* [What to do]:
Will you transcribe the entries that follow, exactly and in full?

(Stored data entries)
.....
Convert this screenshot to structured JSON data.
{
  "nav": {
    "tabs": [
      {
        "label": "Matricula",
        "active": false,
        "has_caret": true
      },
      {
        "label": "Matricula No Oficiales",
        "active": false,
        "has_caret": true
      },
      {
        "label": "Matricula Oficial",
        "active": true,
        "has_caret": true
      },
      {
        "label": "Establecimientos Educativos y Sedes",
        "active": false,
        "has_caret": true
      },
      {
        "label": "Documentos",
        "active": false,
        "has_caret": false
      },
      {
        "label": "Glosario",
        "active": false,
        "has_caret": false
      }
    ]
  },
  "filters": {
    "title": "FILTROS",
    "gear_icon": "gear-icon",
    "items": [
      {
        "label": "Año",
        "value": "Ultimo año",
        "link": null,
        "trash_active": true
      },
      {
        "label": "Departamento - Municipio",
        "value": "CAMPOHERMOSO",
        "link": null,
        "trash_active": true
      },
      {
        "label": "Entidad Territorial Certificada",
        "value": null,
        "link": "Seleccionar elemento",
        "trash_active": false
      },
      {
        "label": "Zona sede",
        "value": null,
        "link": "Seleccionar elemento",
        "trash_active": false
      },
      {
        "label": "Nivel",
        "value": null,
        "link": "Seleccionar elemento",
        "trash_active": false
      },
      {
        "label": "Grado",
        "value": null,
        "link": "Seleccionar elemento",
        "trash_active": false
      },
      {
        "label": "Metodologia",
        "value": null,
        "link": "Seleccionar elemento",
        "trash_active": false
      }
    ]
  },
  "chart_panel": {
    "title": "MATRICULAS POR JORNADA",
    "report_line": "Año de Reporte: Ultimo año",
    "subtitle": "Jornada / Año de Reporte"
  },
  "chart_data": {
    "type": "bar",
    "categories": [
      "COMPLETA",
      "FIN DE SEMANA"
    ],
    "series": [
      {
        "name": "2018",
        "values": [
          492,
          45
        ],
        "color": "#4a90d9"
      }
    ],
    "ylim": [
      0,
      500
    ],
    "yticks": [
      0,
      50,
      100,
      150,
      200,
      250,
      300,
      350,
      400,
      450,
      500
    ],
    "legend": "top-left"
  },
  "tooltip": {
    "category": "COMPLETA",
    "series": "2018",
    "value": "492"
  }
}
.....
* [Response]:
Convert this screenshot to structured JSON data.
{
  "nav": {
    "tabs": [
      {
        "label": "Matricula",
        "active": false,
        "has_caret": true
      },
      {
        "label": "Matricula No Oficiales",
        "active": false,
        "has_caret": true
      },
      {
        "label": "Matricula Oficial",
        "active": true,
        "has_caret": true
      },
      {
        "label": "Establecimientos Educativos y Sedes",
        "active": false,
        "has_caret": true
      },
      {
        "label": "Documentos",
        "active": false,
        "has_caret": false
      },
      {
        "label": "Glosario",
        "active": false,
        "has_caret": false
      }
    ]
  },
  "filters": {
    "title": "FILTROS",
    "gear_icon": "gear-icon",
    "items": [
      {
        "label": "Año",
        "value": "Ultimo año",
        "link": null,
        "trash_active": true
      },
      {
        "label": "Departamento - Municipio",
        "value": "CAMPOHERMOSO",
        "link": null,
        "trash_active": true
      },
      {
        "label": "Entidad Territorial Certificada",
        "value": null,
        "link": "Seleccionar elemento",
        "trash_active": false
      },
      {
        "label": "Zona sede",
        "value": null,
        "link": "Seleccionar elemento",
        "trash_active": false
      },
      {
        "label": "Nivel",
        "value": null,
        "link": "Seleccionar elemento",
        "trash_active": false
      },
      {
        "label": "Grado",
        "value": null,
        "link": "Seleccionar elemento",
        "trash_active": false
      },
      {
        "label": "Metodologia",
        "value": null,
        "link": "Seleccionar elemento",
        "trash_active": false
      }
    ]
  },
  "chart_panel": {
    "title": "MATRICULAS POR JORNADA",
    "report_line": "Año de Reporte: Ultimo año",
    "subtitle": "Jornada / Año de Reporte"
  },
  "chart_data": {
    "type": "bar",
    "categories": [
      "COMPLETA",
      "FIN DE SEMANA"
    ],
    "series": [
      {
        "name": "2018",
        "values": [
          492,
          45
        ],
        "color": "#4a90d9"
      }
    ],
    "ylim": [
      0,
      500
    ],
    "yticks": [
      0,
      50,
      100,
      150,
      200,
      250,
      300,
      350,
      400,
      450,
      500
    ],
    "legend": "top-left"
  },
  "tooltip": {
    "category": "COMPLETA",
    "series": "2018",
    "value": "492"
  }
}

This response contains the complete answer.